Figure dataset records
================================

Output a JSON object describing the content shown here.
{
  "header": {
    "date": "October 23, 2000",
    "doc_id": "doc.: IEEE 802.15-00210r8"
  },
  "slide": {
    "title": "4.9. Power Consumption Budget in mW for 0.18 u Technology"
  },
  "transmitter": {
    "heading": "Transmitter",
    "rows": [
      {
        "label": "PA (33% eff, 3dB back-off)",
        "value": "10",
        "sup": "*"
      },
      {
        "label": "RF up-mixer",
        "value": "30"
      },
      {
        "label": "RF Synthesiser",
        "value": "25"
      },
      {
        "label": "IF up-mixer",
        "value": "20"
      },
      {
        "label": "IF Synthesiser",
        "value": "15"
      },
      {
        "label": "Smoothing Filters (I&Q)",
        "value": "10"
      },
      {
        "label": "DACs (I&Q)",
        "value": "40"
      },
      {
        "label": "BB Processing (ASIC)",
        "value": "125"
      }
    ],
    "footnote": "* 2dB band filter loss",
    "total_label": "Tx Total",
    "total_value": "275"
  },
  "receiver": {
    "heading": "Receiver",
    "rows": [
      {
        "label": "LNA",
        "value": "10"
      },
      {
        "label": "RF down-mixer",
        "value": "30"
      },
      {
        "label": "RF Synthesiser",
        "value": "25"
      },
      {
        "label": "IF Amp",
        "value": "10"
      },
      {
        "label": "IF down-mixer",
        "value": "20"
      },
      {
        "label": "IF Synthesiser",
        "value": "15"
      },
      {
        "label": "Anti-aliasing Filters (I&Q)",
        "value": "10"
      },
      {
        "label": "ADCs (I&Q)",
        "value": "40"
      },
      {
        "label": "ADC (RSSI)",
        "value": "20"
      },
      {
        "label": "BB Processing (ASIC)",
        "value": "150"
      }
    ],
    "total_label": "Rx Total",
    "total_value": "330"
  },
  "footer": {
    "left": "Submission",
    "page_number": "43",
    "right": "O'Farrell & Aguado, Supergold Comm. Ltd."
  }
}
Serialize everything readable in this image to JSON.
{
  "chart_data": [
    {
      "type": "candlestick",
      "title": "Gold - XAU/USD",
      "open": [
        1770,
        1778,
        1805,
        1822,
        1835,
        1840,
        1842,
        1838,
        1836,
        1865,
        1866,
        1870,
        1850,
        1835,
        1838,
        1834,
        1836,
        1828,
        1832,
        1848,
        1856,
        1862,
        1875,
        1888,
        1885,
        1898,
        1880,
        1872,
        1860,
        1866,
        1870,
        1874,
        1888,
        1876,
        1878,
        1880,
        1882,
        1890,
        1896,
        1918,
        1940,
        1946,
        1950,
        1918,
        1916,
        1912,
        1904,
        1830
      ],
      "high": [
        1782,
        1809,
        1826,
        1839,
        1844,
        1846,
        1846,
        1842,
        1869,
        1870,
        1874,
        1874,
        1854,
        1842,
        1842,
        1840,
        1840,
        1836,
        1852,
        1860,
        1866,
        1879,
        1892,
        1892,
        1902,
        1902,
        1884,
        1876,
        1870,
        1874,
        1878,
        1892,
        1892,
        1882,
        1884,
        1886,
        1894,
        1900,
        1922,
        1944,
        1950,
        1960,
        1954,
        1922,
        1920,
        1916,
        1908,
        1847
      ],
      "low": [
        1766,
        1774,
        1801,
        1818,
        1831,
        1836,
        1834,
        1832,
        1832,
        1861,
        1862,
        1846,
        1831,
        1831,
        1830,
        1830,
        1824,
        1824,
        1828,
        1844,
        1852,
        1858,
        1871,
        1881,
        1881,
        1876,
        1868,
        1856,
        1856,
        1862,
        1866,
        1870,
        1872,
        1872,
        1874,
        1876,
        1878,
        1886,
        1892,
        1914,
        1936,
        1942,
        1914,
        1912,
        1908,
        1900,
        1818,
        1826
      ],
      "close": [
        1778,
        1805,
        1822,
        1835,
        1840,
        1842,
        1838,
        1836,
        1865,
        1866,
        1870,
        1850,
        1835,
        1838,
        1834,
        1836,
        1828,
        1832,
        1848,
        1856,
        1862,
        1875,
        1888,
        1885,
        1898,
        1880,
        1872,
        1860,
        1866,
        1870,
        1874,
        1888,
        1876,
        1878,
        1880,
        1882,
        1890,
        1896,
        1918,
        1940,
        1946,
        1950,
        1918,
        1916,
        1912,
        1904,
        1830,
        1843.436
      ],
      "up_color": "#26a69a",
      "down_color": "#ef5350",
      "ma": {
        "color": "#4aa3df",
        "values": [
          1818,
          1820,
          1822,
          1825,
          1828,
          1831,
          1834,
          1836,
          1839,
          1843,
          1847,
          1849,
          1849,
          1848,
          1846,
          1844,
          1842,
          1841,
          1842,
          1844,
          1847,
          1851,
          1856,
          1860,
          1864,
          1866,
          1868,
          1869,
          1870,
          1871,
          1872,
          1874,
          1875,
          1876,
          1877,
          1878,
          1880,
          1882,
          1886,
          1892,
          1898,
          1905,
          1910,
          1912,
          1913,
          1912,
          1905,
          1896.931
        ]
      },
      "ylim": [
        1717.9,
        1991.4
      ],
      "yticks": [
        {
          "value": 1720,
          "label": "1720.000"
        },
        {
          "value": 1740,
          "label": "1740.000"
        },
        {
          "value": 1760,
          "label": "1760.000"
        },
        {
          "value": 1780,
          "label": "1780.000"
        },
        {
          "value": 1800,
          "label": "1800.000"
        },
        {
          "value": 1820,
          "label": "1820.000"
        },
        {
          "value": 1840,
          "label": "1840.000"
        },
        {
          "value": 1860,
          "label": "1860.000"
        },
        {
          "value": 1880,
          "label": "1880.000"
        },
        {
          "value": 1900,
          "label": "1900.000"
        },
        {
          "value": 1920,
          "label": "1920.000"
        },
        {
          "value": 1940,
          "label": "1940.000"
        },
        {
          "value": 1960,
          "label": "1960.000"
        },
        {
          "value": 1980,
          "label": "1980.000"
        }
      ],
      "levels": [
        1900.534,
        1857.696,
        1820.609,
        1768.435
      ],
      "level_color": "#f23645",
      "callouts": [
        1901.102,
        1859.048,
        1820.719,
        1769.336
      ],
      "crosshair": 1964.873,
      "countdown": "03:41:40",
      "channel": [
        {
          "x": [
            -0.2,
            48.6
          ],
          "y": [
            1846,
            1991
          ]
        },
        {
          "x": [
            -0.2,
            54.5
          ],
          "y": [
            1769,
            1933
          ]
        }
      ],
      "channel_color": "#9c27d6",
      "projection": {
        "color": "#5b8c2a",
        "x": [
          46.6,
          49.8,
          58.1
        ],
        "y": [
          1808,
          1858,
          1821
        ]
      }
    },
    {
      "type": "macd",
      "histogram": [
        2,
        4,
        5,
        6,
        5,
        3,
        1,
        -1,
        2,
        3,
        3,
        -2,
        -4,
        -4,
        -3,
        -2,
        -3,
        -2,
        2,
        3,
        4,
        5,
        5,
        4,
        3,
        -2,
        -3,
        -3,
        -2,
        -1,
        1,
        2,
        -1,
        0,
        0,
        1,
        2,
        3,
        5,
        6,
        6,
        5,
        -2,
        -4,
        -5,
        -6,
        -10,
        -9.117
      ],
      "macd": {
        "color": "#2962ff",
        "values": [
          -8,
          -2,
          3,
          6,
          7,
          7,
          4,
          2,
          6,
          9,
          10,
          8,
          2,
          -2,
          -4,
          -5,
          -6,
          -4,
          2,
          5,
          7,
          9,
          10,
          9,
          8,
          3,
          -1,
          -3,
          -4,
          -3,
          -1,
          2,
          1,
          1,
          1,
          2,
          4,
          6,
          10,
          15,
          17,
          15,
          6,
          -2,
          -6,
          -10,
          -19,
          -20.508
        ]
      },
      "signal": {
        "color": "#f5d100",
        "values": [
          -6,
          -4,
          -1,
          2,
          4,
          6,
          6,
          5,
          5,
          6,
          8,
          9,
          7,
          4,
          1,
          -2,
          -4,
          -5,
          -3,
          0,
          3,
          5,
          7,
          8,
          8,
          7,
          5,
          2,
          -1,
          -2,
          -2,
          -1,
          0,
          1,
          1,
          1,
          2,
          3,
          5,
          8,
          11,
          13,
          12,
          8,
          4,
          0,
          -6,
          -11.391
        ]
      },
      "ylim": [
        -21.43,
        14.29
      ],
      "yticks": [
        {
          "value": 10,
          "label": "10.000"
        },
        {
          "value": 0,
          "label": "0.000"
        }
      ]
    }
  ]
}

================================

§ WHAT YOU WILL DO: Check each line of the data above for the string "title", then report how many lines have it, with no other words.

§ SOLUTION BELOW: 2